(Records from a dataset)
━━━━━━━━━━
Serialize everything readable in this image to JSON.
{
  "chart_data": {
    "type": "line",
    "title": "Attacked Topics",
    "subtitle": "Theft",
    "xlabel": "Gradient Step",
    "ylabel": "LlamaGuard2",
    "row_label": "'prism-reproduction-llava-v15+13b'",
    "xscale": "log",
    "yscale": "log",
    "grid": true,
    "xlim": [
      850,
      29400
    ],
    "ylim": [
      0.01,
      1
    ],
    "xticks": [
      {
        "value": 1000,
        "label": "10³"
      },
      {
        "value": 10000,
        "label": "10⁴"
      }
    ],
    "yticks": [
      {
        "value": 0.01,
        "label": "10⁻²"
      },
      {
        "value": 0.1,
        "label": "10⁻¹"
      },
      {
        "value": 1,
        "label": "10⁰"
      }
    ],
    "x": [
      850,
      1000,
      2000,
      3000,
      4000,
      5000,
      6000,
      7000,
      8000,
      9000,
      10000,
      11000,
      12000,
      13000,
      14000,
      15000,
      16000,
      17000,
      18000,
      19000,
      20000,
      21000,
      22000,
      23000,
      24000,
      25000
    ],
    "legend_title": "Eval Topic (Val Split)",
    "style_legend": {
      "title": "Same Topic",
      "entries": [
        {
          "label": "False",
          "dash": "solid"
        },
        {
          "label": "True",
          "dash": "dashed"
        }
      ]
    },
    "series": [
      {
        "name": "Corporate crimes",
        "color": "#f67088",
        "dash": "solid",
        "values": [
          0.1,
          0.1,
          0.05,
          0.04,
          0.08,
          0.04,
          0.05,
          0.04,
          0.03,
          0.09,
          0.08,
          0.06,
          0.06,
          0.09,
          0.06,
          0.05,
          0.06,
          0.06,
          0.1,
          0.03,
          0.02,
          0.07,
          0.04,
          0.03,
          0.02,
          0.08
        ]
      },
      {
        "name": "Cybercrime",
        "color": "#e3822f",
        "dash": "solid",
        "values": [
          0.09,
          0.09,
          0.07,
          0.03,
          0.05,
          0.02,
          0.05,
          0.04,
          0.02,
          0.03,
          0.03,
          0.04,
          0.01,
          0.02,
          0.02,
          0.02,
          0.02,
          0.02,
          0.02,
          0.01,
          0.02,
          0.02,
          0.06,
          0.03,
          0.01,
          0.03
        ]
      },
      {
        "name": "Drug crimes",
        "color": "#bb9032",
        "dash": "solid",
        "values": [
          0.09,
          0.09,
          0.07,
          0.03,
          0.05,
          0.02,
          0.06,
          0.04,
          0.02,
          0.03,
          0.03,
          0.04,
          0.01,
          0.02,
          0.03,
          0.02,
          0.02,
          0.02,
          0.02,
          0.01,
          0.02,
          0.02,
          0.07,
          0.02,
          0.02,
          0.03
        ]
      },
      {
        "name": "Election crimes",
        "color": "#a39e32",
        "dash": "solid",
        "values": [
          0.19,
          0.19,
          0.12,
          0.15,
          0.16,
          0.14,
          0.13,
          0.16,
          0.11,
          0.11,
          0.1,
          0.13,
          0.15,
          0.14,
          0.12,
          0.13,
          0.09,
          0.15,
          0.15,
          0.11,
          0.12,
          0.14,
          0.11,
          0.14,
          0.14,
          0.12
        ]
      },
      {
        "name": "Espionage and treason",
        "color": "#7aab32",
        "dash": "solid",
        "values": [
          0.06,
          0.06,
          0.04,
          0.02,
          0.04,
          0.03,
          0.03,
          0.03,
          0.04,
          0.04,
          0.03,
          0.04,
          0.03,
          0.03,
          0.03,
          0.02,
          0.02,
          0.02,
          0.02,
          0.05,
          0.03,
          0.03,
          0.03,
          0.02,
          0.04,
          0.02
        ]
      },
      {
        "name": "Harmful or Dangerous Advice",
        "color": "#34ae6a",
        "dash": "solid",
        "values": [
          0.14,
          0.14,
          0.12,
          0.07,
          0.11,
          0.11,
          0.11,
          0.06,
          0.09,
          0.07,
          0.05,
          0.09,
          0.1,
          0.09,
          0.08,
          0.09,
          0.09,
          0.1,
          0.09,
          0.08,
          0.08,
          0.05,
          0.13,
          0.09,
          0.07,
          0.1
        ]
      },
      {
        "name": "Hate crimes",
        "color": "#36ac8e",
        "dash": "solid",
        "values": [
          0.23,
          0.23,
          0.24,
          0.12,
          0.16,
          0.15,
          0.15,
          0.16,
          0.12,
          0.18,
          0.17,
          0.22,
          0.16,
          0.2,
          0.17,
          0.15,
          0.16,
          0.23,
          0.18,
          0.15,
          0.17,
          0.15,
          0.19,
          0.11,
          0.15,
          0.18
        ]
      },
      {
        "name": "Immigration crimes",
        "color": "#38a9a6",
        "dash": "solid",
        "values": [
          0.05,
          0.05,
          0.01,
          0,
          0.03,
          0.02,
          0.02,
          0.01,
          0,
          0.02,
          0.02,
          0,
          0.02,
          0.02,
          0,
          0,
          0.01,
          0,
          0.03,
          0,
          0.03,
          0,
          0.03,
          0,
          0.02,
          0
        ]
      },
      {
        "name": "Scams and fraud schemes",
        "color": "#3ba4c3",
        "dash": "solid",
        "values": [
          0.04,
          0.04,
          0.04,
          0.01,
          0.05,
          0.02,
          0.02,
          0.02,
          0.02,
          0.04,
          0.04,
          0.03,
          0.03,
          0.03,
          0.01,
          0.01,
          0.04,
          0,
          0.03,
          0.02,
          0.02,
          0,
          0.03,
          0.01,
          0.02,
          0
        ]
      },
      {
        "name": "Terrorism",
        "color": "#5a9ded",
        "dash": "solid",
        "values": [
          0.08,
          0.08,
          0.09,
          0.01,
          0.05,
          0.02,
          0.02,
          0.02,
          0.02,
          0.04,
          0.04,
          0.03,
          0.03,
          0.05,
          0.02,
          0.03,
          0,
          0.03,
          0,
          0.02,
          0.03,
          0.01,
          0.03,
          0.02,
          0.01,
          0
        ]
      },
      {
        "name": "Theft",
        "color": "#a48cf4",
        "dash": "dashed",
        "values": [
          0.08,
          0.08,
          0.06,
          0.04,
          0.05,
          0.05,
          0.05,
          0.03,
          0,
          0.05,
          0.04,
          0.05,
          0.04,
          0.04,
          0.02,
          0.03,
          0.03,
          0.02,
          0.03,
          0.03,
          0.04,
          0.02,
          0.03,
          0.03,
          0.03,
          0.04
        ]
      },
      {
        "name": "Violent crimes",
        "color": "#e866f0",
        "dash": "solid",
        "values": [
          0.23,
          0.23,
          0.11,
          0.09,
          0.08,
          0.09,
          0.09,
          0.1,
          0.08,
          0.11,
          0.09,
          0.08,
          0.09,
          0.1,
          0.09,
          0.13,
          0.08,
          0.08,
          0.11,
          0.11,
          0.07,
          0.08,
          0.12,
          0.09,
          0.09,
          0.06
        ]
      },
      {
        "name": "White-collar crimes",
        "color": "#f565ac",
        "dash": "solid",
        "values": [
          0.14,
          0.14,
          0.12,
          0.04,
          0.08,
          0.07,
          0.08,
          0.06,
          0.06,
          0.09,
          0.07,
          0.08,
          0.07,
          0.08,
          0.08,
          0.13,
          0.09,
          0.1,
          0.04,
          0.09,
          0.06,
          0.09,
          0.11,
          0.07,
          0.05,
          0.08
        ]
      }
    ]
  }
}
━━━━━━━━━━
[Directions]: Transcribe all entries exactly as they are given.

[Response for this exercise]:
Serialize everything readable in this image to JSON.
{
  "chart_data": {
    "type": "line",
    "title": "Attacked Topics",
    "subtitle": "Theft",
    "xlabel": "Gradient Step",
    "ylabel": "LlamaGuard2",
    "row_label": "'prism-reproduction-llava-v15+13b'",
    "xscale": "log",
    "yscale": "log",
    "grid": true,
    "xlim": [
      850,
      29400
    ],
    "ylim": [
      0.01,
      1
    ],
    "xticks": [
      {
        "value": 1000,
        "label": "10³"
      },
      {
        "value": 10000,
        "label": "10⁴"
      }
    ],
    "yticks": [
      {
        "value": 0.01,
        "label": "10⁻²"
      },
      {
        "value": 0.1,
        "label": "10⁻¹"
      },
      {
        "value": 1,
        "label": "10⁰"
      }
    ],
    "x": [
      850,
      1000,
      2000,
      3000,
      4000,
      5000,
      6000,
      7000,
      8000,
      9000,
      10000,
      11000,
      12000,
      13000,
      14000,
      15000,
      16000,
      17000,
      18000,
      19000,
      20000,
      21000,
      22000,
      23000,
      24000,
      25000
    ],
    "legend_title": "Eval Topic (Val Split)",
    "style_legend": {
      "title": "Same Topic",
      "entries": [
        {
          "label": "False",
          "dash": "solid"
        },
        {
          "label": "True",
          "dash": "dashed"
        }
      ]
    },
    "series": [
      {
        "name": "Corporate crimes",
        "color": "#f67088",
        "dash": "solid",
        "values": [
          0.1,
          0.1,
          0.05,
          0.04,
          0.08,
          0.04,
          0.05,
          0.04,
          0.03,
          0.09,
          0.08,
          0.06,
          0.06,
          0.09,
          0.06,
          0.05,
          0.06,
          0.06,
          0.1,
          0.03,
          0.02,
          0.07,
          0.04,
          0.03,
          0.02,
          0.08
        ]
      },
      {
        "name": "Cybercrime",
        "color": "#e3822f",
        "dash": "solid",
        "values": [
          0.09,
          0.09,
          0.07,
          0.03,
          0.05,
          0.02,
          0.05,
          0.04,
          0.02,
          0.03,
          0.03,
          0.04,
          0.01,
          0.02,
          0.02,
          0.02,
          0.02,
          0.02,
          0.02,
          0.01,
          0.02,
          0.02,
          0.06,
          0.03,
          0.01,
          0.03
        ]
      },
      {
        "name": "Drug crimes",
        "color": "#bb9032",
        "dash": "solid",
        "values": [
          0.09,
          0.09,
          0.07,
          0.03,
          0.05,
          0.02,
          0.06,
          0.04,
          0.02,
          0.03,
          0.03,
          0.04,
          0.01,
          0.02,
          0.03,
          0.02,
          0.02,
          0.02,
          0.02,
          0.01,
          0.02,
          0.02,
          0.07,
          0.02,
          0.02,
          0.03
        ]
      },
      {
        "name": "Election crimes",
        "color": "#a39e32",
        "dash": "solid",
        "values": [
          0.19,
          0.19,
          0.12,
          0.15,
          0.16,
          0.14,
          0.13,
          0.16,
          0.11,
          0.11,
          0.1,
          0.13,
          0.15,
          0.14,
          0.12,
          0.13,
          0.09,
          0.15,
          0.15,
          0.11,
          0.12,
          0.14,
          0.11,
          0.14,
          0.14,
          0.12
        ]
      },
      {
        "name": "Espionage and treason",
        "color": "#7aab32",
        "dash": "solid",
        "values": [
          0.06,
          0.06,
          0.04,
          0.02,
          0.04,
          0.03,
          0.03,
          0.03,
          0.04,
          0.04,
          0.03,
          0.04,
          0.03,
          0.03,
          0.03,
          0.02,
          0.02,
          0.02,
          0.02,
          0.05,
          0.03,
          0.03,
          0.03,
          0.02,
          0.04,
          0.02
        ]
      },
      {
        "name": "Harmful or Dangerous Advice",
        "color": "#34ae6a",
        "dash": "solid",
        "values": [
          0.14,
          0.14,
          0.12,
          0.07,
          0.11,
          0.11,
          0.11,
          0.06,
          0.09,
          0.07,
          0.05,
          0.09,
          0.1,
          0.09,
          0.08,
          0.09,
          0.09,
          0.1,
          0.09,
          0.08,
          0.08,
          0.05,
          0.13,
          0.09,
          0.07,
          0.1
        ]
      },
      {
        "name": "Hate crimes",
        "color": "#36ac8e",
        "dash": "solid",
        "values": [
          0.23,
          0.23,
          0.24,
          0.12,
          0.16,
          0.15,
          0.15,
          0.16,
          0.12,
          0.18,
          0.17,
          0.22,
          0.16,
          0.2,
          0.17,
          0.15,
          0.16,
          0.23,
          0.18,
          0.15,
          0.17,
          0.15,
          0.19,
          0.11,
          0.15,
          0.18
        ]
      },
      {
        "name": "Immigration crimes",
        "color": "#38a9a6",
        "dash": "solid",
        "values": [
          0.05,
          0.05,
          0.01,
          0,
          0.03,
          0.02,
          0.02,
          0.01,
          0,
          0.02,
          0.02,
          0,
          0.02,
          0.02,
          0,
          0,
          0.01,
          0,
          0.03,
          0,
          0.03,
          0,
          0.03,
          0,
          0.02,
          0
        ]
      },
      {
        "name": "Scams and fraud schemes",
        "color": "#3ba4c3",
        "dash": "solid",
        "values": [
          0.04,
          0.04,
          0.04,
          0.01,
          0.05,
          0.02,
          0.02,
          0.02,
          0.02,
          0.04,
          0.04,
          0.03,
          0.03,
          0.03,
          0.01,
          0.01,
          0.04,
          0,
          0.03,
          0.02,
          0.02,
          0,
          0.03,
          0.01,
          0.02,
          0
        ]
      },
      {
        "name": "Terrorism",
        "color": "#5a9ded",
        "dash": "solid",
        "values": [
          0.08,
          0.08,
          0.09,
          0.01,
          0.05,
          0.02,
          0.02,
          0.02,
          0.02,
          0.04,
          0.04,
          0.03,
          0.03,
          0.05,
          0.02,
          0.03,
          0,
          0.03,
          0,
          0.02,
          0.03,
          0.01,
          0.03,
          0.02,
          0.01,
          0
        ]
      },
      {
        "name": "Theft",
        "color": "#a48cf4",
        "dash": "dashed",
        "values": [
          0.08,
          0.08,
          0.06,
          0.04,
          0.05,
          0.05,
          0.05,
          0.03,
          0,
          0.05,
          0.04,
          0.05,
          0.04,
          0.04,
          0.02,
          0.03,
          0.03,
          0.02,
          0.03,
          0.03,
          0.04,
          0.02,
          0.03,
          0.03,
          0.03,
          0.04
        ]
      },
      {
        "name": "Violent crimes",
        "color": "#e866f0",
        "dash": "solid",
        "values": [
          0.23,
          0.23,
          0.11,
          0.09,
          0.08,
          0.09,
          0.09,
          0.1,
          0.08,
          0.11,
          0.09,
          0.08,
          0.09,
          0.1,
          0.09,
          0.13,
          0.08,
          0.08,
          0.11,
          0.11,
          0.07,
          0.08,
          0.12,
          0.09,
          0.09,
          0.06
        ]
      },
      {
        "name": "White-collar crimes",
        "color": "#f565ac",
        "dash": "solid",
        "values": [
          0.14,
          0.14,
          0.12,
          0.04,
          0.08,
          0.07,
          0.08,
          0.06,
          0.06,
          0.09,
          0.07,
          0.08,
          0.07,
          0.08,
          0.08,
          0.13,
          0.09,
          0.1,
          0.04,
          0.09,
          0.06,
          0.09,
          0.11,
          0.07,
          0.05,
          0.08
        ]
      }
    ]
  }
}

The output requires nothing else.